* Work instructions *
Copy each line that contains the word "name".

########################################

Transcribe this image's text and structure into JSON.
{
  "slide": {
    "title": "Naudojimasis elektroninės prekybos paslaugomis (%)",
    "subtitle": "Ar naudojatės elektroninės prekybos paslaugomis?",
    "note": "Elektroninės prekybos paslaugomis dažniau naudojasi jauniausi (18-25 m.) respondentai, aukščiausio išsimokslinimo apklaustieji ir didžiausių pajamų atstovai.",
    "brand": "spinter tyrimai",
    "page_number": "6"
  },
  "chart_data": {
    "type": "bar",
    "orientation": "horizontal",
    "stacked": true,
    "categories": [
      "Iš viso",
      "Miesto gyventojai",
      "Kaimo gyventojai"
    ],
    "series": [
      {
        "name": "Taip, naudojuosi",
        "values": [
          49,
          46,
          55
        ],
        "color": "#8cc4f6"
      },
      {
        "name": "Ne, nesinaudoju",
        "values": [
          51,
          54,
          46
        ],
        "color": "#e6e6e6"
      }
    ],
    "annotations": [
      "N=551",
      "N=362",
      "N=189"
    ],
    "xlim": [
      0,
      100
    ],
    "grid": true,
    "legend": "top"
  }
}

########################################

* Answer in full *
        "name": "Taip, naudojuosi",
        "name": "Ne, nesinaudoju",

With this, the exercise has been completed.